What you are asked to do: Your task is to tally the lines of the listing containing the word "gancho" and report the figure alone.
## start
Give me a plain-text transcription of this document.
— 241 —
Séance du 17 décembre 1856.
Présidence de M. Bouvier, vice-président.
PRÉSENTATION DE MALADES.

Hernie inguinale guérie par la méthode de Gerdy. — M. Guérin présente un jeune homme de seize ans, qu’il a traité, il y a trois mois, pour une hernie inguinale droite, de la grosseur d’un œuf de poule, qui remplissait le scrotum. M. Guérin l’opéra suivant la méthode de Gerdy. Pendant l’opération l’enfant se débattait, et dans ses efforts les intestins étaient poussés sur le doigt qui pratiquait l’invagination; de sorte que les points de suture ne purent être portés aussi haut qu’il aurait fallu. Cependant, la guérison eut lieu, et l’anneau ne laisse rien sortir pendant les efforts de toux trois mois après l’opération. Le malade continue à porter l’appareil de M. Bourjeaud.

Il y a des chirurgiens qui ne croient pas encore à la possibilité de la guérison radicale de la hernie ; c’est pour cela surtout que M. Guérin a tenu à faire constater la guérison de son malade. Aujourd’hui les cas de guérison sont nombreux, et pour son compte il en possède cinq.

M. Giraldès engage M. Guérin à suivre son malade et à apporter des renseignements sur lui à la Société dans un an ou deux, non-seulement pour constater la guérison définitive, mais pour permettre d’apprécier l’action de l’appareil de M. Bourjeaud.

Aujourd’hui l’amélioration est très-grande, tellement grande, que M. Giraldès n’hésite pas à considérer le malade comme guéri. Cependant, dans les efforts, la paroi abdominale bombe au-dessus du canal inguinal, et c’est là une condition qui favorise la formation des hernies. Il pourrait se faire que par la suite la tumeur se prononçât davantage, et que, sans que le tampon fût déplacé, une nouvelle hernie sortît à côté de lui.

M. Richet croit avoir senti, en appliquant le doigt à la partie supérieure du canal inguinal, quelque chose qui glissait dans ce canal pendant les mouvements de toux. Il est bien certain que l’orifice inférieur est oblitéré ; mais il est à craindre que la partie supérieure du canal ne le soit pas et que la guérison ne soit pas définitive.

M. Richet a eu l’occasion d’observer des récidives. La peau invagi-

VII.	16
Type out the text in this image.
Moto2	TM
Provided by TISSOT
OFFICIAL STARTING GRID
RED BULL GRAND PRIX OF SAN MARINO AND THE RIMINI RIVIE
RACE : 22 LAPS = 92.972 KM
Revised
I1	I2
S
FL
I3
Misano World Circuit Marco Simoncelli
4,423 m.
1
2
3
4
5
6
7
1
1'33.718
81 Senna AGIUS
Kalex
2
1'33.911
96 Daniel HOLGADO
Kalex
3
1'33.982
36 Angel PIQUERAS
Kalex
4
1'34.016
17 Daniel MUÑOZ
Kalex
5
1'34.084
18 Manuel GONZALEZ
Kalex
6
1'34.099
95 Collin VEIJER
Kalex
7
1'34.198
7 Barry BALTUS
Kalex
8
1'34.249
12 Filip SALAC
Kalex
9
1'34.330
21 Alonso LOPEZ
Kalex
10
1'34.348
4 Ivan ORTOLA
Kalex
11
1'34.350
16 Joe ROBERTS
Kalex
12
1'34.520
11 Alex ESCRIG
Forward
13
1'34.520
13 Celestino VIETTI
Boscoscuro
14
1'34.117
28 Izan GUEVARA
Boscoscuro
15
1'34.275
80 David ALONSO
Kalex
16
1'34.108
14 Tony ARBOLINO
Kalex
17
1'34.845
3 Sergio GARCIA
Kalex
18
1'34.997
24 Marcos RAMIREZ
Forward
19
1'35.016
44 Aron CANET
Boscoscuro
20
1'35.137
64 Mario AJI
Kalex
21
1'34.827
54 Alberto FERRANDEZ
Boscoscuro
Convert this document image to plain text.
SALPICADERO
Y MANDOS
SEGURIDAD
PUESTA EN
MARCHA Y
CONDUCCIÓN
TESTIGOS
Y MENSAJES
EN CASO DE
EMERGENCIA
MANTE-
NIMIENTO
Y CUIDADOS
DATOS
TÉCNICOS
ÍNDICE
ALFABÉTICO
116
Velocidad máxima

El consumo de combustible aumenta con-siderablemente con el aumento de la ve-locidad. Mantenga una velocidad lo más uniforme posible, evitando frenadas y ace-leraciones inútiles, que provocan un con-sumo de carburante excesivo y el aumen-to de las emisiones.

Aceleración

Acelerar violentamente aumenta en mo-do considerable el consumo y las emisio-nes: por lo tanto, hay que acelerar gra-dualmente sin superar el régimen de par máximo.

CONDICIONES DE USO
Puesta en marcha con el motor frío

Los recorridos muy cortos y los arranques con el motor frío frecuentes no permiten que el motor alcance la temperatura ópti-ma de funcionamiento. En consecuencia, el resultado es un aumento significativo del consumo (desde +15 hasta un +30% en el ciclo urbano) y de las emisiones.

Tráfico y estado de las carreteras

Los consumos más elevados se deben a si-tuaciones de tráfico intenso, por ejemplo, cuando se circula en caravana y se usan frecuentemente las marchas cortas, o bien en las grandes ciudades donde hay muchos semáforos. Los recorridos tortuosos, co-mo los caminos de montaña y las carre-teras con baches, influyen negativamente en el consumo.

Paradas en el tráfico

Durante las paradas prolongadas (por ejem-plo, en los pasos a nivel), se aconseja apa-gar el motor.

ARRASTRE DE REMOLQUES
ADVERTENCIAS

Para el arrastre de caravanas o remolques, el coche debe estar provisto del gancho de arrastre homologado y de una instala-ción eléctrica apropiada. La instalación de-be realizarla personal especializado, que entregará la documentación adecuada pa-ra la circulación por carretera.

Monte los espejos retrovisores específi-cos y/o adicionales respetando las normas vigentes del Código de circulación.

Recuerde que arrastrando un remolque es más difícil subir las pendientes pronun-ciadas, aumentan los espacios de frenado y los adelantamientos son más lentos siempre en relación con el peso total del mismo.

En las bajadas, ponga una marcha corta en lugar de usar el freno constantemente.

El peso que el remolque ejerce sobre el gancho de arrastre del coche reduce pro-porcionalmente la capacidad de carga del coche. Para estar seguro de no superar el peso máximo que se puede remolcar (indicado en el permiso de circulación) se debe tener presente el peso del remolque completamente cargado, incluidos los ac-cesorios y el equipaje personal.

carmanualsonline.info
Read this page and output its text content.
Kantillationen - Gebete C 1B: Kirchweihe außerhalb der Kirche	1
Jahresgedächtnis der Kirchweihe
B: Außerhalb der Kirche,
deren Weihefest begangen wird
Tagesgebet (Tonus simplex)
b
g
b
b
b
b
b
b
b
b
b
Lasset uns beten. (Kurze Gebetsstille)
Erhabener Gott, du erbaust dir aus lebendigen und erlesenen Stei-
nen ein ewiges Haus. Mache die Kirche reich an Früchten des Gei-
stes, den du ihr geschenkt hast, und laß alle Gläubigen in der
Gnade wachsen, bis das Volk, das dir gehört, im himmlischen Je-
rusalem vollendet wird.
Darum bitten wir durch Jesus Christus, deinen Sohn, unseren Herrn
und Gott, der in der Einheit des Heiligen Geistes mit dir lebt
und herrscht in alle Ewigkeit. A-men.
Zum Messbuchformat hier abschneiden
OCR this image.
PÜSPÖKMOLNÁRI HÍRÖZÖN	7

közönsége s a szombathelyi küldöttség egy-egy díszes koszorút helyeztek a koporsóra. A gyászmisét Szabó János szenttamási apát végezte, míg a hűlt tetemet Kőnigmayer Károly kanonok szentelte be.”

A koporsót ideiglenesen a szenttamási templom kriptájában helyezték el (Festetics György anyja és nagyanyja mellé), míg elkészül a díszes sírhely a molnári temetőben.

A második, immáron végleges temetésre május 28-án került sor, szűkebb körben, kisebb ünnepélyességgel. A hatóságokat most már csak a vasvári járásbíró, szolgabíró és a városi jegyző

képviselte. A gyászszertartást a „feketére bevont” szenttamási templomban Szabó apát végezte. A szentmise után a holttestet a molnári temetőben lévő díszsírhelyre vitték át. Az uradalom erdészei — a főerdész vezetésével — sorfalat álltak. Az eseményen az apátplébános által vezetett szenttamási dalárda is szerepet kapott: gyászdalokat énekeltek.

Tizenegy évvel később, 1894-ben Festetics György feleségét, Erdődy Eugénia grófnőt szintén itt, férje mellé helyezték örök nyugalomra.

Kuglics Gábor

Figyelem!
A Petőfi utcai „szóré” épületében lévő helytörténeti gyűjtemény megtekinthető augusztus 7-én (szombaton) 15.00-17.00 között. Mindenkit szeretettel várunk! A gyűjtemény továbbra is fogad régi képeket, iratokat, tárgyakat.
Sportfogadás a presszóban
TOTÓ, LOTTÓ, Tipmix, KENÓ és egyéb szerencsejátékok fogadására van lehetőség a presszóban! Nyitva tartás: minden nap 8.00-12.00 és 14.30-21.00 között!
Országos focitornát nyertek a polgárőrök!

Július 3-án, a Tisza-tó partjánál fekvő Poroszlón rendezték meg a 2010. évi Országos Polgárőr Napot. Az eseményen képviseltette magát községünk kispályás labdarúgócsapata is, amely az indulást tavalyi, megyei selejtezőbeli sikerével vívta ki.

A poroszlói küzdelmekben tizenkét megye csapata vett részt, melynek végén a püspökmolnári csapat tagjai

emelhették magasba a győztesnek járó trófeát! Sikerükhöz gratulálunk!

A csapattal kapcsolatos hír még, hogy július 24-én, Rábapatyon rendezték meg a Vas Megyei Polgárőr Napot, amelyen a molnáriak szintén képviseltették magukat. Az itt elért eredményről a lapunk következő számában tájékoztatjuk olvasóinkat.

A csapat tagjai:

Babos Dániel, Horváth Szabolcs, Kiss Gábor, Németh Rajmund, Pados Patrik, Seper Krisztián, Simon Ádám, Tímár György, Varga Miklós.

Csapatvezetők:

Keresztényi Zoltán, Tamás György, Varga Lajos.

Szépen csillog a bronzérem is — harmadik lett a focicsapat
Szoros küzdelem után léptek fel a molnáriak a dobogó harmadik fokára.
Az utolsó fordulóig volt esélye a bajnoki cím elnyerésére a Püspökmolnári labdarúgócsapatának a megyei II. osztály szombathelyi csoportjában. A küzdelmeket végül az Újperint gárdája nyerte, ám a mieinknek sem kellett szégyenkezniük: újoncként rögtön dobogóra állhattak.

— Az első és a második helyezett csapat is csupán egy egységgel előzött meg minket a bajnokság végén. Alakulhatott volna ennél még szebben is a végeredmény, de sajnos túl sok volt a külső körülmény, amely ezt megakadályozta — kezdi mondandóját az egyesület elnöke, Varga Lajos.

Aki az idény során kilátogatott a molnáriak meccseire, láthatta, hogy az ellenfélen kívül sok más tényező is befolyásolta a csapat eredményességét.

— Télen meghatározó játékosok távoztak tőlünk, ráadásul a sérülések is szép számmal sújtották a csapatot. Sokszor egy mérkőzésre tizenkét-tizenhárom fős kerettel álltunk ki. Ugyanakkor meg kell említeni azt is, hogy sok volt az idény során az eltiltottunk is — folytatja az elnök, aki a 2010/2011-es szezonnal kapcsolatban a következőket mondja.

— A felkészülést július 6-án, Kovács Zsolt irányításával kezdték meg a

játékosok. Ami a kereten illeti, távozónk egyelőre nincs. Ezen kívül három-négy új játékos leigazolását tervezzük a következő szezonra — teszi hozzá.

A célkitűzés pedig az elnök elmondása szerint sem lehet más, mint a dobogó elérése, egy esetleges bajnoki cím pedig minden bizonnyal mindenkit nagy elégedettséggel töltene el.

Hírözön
## end
Answer to this task: 2